Using the listing, copy each whole line that features "POSH".

Provided data START

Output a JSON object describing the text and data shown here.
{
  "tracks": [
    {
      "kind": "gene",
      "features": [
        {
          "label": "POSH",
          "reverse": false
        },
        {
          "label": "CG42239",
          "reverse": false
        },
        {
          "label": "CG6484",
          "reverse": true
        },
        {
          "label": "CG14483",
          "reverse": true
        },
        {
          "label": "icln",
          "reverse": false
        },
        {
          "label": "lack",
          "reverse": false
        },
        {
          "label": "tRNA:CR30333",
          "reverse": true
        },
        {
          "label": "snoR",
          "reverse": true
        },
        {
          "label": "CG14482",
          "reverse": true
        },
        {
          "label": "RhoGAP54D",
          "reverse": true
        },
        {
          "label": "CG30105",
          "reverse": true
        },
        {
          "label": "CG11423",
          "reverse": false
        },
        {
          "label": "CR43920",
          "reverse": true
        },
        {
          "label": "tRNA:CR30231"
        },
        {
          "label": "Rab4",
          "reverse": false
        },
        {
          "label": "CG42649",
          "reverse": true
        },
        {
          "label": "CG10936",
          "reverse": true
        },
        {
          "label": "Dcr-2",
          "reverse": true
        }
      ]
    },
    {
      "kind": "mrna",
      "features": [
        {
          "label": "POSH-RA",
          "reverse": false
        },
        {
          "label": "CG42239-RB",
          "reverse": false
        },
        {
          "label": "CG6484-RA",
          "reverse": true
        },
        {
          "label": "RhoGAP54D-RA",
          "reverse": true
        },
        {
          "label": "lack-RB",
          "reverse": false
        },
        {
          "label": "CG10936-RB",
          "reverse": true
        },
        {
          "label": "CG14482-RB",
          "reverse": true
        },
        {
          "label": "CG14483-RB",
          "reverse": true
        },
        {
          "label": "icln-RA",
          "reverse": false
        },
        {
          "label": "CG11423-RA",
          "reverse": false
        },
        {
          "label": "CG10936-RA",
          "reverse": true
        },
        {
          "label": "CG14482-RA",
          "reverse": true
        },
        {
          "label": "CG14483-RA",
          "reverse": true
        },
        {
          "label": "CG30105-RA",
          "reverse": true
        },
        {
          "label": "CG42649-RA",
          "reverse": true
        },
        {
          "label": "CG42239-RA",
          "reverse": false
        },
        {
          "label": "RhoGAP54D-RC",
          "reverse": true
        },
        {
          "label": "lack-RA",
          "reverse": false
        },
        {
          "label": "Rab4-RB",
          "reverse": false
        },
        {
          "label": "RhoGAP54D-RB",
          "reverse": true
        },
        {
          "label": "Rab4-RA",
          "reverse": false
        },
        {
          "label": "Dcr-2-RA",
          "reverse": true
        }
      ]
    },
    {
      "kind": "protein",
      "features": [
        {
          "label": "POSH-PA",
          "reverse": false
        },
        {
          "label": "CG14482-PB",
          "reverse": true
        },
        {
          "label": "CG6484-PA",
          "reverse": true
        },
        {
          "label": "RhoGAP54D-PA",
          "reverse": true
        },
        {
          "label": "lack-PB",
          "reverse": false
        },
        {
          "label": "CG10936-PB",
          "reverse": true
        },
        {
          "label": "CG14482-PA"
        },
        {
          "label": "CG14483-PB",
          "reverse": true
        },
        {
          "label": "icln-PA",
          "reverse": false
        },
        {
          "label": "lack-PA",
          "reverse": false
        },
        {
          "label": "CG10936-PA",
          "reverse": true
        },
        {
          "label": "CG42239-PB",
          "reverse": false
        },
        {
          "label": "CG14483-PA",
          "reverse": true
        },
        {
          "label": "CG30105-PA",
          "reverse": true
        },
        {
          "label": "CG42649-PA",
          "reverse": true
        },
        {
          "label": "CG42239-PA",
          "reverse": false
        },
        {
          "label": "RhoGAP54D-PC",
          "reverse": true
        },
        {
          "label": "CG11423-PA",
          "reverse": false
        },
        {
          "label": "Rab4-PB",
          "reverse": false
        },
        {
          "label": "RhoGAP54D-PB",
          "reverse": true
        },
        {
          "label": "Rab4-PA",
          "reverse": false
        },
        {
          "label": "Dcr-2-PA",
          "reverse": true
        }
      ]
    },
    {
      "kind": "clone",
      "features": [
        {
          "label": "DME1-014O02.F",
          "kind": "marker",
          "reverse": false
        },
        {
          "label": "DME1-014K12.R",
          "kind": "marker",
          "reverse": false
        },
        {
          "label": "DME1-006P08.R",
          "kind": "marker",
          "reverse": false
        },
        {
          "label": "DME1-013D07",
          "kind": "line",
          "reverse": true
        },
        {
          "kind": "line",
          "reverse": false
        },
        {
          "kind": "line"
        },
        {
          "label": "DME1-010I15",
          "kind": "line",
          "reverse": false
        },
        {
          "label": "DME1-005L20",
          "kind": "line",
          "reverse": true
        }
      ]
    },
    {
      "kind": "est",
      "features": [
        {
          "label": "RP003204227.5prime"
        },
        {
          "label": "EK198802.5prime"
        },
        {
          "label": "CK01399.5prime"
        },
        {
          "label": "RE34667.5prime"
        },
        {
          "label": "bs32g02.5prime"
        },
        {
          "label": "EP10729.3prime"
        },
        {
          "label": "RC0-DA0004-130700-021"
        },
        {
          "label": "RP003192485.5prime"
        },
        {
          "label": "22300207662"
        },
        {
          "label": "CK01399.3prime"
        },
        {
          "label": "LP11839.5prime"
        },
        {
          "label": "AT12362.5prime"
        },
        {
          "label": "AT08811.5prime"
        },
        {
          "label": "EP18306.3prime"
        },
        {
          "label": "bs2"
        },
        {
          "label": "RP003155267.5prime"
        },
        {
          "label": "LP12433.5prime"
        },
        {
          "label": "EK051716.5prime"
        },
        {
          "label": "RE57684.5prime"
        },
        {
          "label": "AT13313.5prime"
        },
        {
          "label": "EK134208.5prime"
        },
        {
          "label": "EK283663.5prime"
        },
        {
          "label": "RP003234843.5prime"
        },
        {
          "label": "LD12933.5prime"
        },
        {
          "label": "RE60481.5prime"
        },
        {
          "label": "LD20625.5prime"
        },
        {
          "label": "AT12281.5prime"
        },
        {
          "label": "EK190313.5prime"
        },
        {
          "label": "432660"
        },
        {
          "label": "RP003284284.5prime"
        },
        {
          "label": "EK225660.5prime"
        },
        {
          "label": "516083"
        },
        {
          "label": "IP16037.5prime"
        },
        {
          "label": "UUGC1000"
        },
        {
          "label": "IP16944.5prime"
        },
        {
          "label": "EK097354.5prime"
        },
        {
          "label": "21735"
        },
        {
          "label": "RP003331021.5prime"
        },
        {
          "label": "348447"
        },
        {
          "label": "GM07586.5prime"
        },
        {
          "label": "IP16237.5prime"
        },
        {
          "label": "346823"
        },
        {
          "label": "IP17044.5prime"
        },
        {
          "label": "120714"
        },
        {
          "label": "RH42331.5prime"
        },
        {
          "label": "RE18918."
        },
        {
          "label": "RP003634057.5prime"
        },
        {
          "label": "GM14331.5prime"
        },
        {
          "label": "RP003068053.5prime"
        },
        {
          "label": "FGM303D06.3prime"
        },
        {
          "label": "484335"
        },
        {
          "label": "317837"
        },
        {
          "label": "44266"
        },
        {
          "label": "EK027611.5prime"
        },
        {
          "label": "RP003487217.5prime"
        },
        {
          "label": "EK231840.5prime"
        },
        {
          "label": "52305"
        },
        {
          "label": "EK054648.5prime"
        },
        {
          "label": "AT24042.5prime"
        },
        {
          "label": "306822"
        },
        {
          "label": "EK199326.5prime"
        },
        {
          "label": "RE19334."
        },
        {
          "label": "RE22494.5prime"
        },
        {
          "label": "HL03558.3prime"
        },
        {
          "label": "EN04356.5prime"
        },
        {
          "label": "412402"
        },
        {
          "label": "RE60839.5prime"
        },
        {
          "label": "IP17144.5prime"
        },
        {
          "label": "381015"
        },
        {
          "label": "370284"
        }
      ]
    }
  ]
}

Provided data END

Result:
          "label": "POSH",
          "label": "POSH-RA",
          "label": "POSH-PA",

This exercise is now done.